EXERCISE DETAILS: Count how many lines of the material below have the word "when" and give only the number.

########

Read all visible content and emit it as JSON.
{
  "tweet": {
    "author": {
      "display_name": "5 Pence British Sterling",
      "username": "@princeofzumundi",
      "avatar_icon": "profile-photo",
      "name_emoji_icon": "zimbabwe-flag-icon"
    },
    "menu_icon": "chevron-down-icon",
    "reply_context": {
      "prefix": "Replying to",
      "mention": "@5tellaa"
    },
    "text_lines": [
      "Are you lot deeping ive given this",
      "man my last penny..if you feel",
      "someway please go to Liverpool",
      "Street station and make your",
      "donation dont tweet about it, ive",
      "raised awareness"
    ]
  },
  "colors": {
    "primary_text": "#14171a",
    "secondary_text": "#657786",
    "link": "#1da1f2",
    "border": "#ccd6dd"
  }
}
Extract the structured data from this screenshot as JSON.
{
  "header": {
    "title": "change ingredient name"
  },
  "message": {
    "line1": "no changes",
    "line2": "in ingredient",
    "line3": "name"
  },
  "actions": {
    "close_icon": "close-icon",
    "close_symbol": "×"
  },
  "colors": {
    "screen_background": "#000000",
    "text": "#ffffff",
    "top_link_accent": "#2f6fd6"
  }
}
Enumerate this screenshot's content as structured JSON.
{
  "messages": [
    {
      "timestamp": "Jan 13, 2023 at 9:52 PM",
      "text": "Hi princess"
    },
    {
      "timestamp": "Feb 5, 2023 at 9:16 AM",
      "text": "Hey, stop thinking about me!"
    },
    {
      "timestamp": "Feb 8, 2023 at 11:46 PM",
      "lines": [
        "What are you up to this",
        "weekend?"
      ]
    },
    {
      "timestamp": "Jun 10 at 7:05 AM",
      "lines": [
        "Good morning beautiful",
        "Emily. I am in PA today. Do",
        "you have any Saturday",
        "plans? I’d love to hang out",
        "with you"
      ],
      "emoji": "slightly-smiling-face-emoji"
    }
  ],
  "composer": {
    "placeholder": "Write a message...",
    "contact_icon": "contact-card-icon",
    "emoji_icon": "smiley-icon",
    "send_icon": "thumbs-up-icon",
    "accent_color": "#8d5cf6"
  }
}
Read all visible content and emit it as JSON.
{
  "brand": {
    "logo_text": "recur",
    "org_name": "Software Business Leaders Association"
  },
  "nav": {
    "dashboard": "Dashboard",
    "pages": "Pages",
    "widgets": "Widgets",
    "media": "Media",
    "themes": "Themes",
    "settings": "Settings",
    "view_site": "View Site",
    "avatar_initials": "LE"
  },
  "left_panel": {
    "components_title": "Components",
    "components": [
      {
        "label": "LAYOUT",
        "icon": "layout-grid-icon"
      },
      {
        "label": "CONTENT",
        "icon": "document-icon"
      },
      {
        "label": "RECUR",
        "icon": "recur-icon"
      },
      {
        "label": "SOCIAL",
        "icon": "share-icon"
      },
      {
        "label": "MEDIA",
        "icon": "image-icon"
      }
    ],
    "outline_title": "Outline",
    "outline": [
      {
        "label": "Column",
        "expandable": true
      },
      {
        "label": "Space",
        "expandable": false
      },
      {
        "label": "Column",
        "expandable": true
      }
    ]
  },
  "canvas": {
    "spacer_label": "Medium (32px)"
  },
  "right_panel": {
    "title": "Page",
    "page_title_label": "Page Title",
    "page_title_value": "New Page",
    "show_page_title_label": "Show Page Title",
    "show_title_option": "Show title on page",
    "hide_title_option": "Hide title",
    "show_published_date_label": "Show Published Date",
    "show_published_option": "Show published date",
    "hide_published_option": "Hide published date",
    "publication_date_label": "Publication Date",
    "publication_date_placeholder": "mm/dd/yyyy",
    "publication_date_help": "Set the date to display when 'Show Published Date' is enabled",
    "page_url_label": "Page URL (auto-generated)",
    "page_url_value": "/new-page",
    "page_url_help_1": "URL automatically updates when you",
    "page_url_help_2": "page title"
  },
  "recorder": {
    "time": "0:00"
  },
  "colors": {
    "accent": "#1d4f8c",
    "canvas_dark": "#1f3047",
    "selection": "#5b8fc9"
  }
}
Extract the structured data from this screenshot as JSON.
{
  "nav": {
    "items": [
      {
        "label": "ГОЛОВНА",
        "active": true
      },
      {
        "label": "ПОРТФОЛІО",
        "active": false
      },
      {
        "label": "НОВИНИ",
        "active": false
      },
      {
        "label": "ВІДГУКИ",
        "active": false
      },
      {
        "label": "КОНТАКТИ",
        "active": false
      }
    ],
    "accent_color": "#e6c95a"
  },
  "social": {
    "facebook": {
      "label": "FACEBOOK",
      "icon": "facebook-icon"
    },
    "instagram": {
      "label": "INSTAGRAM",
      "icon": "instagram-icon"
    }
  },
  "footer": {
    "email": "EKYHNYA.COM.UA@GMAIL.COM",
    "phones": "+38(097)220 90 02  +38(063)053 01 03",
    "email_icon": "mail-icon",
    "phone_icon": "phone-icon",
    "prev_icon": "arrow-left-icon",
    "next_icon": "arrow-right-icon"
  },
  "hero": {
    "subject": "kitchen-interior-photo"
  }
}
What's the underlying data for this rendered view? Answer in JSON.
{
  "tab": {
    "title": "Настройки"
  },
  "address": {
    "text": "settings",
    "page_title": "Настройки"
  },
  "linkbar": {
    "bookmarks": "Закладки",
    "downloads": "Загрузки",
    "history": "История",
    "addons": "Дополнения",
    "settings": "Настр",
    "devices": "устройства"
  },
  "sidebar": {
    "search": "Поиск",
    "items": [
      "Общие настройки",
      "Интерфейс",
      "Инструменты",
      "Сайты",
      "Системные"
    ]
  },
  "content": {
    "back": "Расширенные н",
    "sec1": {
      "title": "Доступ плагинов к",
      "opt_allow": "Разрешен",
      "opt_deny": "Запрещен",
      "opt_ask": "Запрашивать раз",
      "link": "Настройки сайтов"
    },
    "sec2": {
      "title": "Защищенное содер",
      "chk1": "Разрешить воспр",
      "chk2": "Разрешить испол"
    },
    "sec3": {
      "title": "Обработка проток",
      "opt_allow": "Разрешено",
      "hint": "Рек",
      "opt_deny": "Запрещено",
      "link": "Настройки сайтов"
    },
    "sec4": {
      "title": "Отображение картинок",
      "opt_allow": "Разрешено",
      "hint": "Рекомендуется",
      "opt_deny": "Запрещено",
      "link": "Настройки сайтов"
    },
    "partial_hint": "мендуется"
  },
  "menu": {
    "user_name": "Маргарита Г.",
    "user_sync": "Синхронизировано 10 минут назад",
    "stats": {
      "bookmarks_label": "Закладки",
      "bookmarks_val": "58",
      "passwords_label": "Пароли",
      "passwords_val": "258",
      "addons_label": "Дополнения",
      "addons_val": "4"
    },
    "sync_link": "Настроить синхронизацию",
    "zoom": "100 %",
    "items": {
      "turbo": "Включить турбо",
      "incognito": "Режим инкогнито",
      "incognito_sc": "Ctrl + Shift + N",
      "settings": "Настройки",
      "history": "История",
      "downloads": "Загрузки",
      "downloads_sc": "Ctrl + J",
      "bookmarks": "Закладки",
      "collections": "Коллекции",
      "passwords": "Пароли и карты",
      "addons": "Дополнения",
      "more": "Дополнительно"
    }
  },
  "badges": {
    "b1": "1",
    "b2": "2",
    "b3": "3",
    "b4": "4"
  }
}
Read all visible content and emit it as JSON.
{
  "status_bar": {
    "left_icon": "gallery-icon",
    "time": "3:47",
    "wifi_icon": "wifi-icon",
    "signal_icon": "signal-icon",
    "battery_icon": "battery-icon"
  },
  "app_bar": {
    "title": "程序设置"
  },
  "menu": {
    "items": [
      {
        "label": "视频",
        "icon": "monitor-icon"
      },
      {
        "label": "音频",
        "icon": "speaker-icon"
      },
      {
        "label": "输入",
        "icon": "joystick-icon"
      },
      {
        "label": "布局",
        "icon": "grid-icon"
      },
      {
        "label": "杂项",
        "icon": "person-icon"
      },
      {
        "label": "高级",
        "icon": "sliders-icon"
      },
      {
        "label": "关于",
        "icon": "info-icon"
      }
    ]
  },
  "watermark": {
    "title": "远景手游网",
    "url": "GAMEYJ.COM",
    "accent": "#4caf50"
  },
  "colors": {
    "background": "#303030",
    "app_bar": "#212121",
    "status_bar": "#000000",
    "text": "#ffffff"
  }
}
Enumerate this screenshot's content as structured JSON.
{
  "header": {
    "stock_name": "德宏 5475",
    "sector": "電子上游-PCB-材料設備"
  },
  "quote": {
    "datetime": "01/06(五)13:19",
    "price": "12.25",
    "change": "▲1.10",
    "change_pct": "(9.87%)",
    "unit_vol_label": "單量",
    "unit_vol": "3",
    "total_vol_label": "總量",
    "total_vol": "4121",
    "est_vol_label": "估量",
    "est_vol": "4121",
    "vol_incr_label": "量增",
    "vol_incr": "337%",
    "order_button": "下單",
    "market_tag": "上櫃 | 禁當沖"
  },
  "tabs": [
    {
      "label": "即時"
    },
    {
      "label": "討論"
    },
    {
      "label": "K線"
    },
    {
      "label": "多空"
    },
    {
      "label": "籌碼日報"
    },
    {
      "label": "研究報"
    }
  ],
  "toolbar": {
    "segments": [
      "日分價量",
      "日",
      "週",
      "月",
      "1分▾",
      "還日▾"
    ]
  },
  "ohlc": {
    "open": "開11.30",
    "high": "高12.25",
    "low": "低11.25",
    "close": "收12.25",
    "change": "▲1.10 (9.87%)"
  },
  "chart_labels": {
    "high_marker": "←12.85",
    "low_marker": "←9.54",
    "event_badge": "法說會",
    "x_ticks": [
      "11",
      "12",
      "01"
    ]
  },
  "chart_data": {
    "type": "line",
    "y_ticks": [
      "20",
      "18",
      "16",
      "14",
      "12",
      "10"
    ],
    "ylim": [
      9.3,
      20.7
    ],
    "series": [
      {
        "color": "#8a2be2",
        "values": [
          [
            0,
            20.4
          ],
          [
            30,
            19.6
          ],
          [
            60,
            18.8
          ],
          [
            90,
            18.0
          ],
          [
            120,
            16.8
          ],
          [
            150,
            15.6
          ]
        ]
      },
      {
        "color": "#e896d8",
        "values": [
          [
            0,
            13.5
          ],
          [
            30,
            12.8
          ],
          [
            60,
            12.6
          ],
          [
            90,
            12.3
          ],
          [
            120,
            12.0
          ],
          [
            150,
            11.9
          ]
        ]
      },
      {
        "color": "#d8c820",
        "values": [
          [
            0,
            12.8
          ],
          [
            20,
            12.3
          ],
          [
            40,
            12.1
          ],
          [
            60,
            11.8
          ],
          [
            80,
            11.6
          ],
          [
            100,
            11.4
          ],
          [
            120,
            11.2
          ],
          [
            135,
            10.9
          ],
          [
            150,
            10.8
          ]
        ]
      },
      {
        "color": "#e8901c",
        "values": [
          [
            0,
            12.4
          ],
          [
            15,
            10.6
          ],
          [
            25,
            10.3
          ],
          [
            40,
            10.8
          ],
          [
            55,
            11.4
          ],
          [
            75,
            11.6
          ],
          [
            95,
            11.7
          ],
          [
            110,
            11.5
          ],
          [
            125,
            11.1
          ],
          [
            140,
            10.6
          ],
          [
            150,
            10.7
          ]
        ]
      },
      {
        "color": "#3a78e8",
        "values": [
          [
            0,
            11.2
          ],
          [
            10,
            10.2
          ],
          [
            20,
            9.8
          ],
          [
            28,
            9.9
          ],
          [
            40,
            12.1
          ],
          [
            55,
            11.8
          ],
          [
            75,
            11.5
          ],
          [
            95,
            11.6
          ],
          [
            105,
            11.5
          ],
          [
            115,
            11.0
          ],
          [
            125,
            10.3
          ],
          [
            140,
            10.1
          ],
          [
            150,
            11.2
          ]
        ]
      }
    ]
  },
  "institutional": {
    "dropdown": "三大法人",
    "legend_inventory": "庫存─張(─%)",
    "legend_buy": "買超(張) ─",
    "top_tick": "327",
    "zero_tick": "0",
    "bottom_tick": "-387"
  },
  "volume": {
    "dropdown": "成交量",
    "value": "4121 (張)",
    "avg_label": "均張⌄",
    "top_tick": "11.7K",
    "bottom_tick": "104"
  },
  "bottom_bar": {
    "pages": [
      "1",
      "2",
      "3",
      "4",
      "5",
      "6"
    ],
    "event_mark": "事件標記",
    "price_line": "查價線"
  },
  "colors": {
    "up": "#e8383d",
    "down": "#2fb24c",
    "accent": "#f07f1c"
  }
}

########

RIGHT ANSWER: 2